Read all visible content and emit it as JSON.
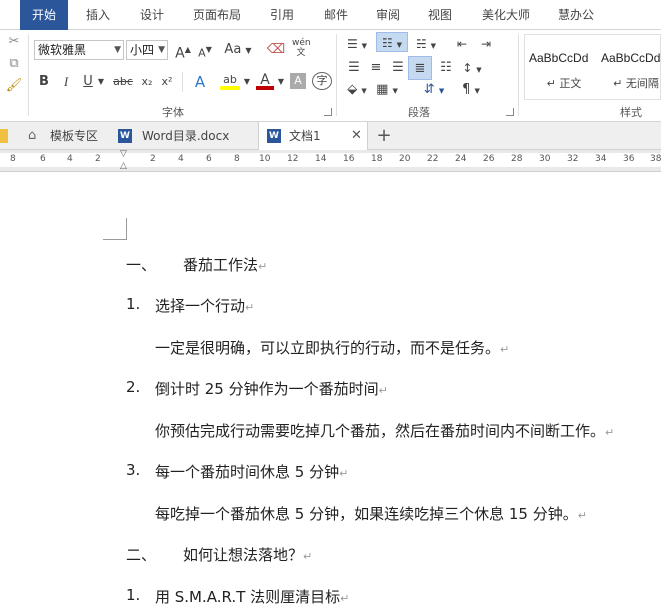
{
  "ribbon_tabs": [
    "开始",
    "插入",
    "设计",
    "页面布局",
    "引用",
    "邮件",
    "审阅",
    "视图",
    "美化大师",
    "慧办公"
  ],
  "font_group": {
    "font_name": "微软雅黑",
    "font_size": "小四",
    "label": "字体",
    "buttons": [
      "A",
      "A",
      "Aa",
      "wén",
      "B",
      "I",
      "U",
      "abc",
      "x₂",
      "x²",
      "A",
      "ab",
      "A",
      "A",
      "字"
    ]
  },
  "paragraph_group": {
    "label": "段落"
  },
  "styles_group": {
    "label": "样式",
    "items": [
      {
        "sample": "AaBbCcDd",
        "name": "↵ 正文"
      },
      {
        "sample": "AaBbCcDd",
        "name": "↵ 无间隔"
      }
    ]
  },
  "doc_tabs": [
    {
      "label": "模板专区"
    },
    {
      "label": "Word目录.docx"
    },
    {
      "label": "文档1"
    }
  ],
  "ruler_ticks": [
    "8",
    "6",
    "4",
    "2",
    "2",
    "4",
    "6",
    "8",
    "10",
    "12",
    "14",
    "16",
    "18",
    "20",
    "22",
    "24",
    "26",
    "28",
    "30",
    "32",
    "34",
    "36",
    "38"
  ],
  "document": {
    "lines": [
      {
        "marker": "一、",
        "text": "番茄工作法",
        "mark": "↵"
      },
      {
        "marker": "1.",
        "text": "选择一个行动",
        "mark": "↵"
      },
      {
        "marker": "",
        "text": "一定是很明确，可以立即执行的行动，而不是任务。",
        "mark": "↵"
      },
      {
        "marker": "2.",
        "text": "倒计时 25 分钟作为一个番茄时间",
        "mark": "↵"
      },
      {
        "marker": "",
        "text": "你预估完成行动需要吃掉几个番茄，然后在番茄时间内不间断工作。",
        "mark": "↵"
      },
      {
        "marker": "3.",
        "text": "每一个番茄时间休息 5 分钟",
        "mark": "↵"
      },
      {
        "marker": "",
        "text": "每吃掉一个番茄休息 5 分钟，如果连续吃掉三个休息 15 分钟。",
        "mark": "↵"
      },
      {
        "marker": "二、",
        "text": "如何让想法落地？",
        "mark": "↵"
      },
      {
        "marker": "1.",
        "text": "用 S.M.A.R.T 法则厘清目标",
        "mark": "↵"
      }
    ]
  },
  "colors": {
    "accent": "#2b579a",
    "highlight": "#ffff00",
    "font_color": "#c00000"
  }
}
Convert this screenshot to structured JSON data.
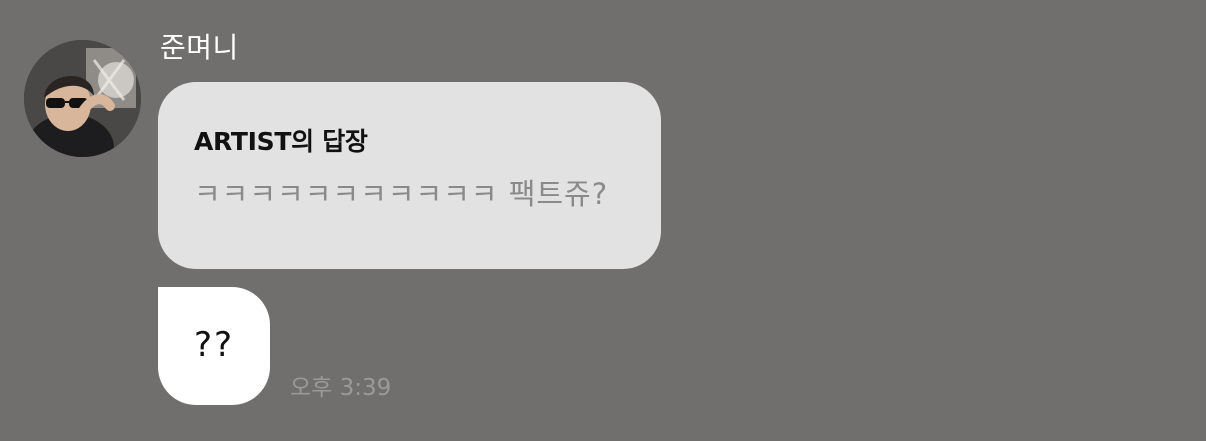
{
  "sender": {
    "name": "준며니",
    "avatar_icon": "profile-photo"
  },
  "reply": {
    "title": "ARTIST의 답장",
    "text": "ㅋㅋㅋㅋㅋㅋㅋㅋㅋㅋㅋ 팩트쥬?"
  },
  "message": {
    "text": "??",
    "time": "오후 3:39"
  },
  "colors": {
    "background": "#706f6e",
    "reply_bubble": "#e2e2e2",
    "message_bubble": "#ffffff",
    "reply_text": "#8a8a8a",
    "timestamp": "#9a9a9a"
  }
}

::::

> PROBLEM STATEMENT:
Copy the whole of the material above exactly, but not its images.

> EXERCISE RESPONSE:
Read all visible content and emit it as JSON.
{
  "ribbon_tabs": [
    "开始",
    "插入",
    "设计",
    "页面布局",
    "引用",
    "邮件",
    "审阅",
    "视图",
    "美化大师",
    "慧办公"
  ],
  "font_group": {
    "font_name": "微软雅黑",
    "font_size": "小四",
    "label": "字体",
    "buttons": [
      "A",
      "A",
      "Aa",
      "wén",
      "B",
      "I",
      "U",
      "abc",
      "x₂",
      "x²",
      "A",
      "ab",
      "A",
      "A",
      "字"
    ]
  },
  "paragraph_group": {
    "label": "段落"
  },
  "styles_group": {
    "label": "样式",
    "items": [
      {
        "sample": "AaBbCcDd",
        "name": "↵ 正文"
      },
      {
        "sample": "AaBbCcDd",
        "name": "↵ 无间隔"
      }
    ]
  },
  "doc_tabs": [
    {
      "label": "模板专区"
    },
    {
      "label": "Word目录.docx"
    },
    {
      "label": "文档1"
    }
  ],
  "ruler_ticks": [
    "8",
    "6",
    "4",
    "2",
    "2",
    "4",
    "6",
    "8",
    "10",
    "12",
    "14",
    "16",
    "18",
    "20",
    "22",
    "24",
    "26",
    "28",
    "30",
    "32",
    "34",
    "36",
    "38"
  ],
  "document": {
    "lines": [
      {
        "marker": "一、",
        "text": "番茄工作法",
        "mark": "↵"
      },
      {
        "marker": "1.",
        "text": "选择一个行动",
        "mark": "↵"
      },
      {
        "marker": "",
        "text": "一定是很明确，可以立即执行的行动，而不是任务。",
        "mark": "↵"
      },
      {
        "marker": "2.",
        "text": "倒计时 25 分钟作为一个番茄时间",
        "mark": "↵"
      },
      {
        "marker": "",
        "text": "你预估完成行动需要吃掉几个番茄，然后在番茄时间内不间断工作。",
        "mark": "↵"
      },
      {
        "marker": "3.",
        "text": "每一个番茄时间休息 5 分钟",
        "mark": "↵"
      },
      {
        "marker": "",
        "text": "每吃掉一个番茄休息 5 分钟，如果连续吃掉三个休息 15 分钟。",
        "mark": "↵"
      },
      {
        "marker": "二、",
        "text": "如何让想法落地？",
        "mark": "↵"
      },
      {
        "marker": "1.",
        "text": "用 S.M.A.R.T 法则厘清目标",
        "mark": "↵"
      }
    ]
  },
  "colors": {
    "accent": "#2b579a",
    "highlight": "#ffff00",
    "font_color": "#c00000"
  }
}
Convert this screenshot to structured JSON data.
{
  "sender": {
    "name": "준며니",
    "avatar_icon": "profile-photo"
  },
  "reply": {
    "title": "ARTIST의 답장",
    "text": "ㅋㅋㅋㅋㅋㅋㅋㅋㅋㅋㅋ 팩트쥬?"
  },
  "message": {
    "text": "??",
    "time": "오후 3:39"
  },
  "colors": {
    "background": "#706f6e",
    "reply_bubble": "#e2e2e2",
    "message_bubble": "#ffffff",
    "reply_text": "#8a8a8a",
    "timestamp": "#9a9a9a"
  }
}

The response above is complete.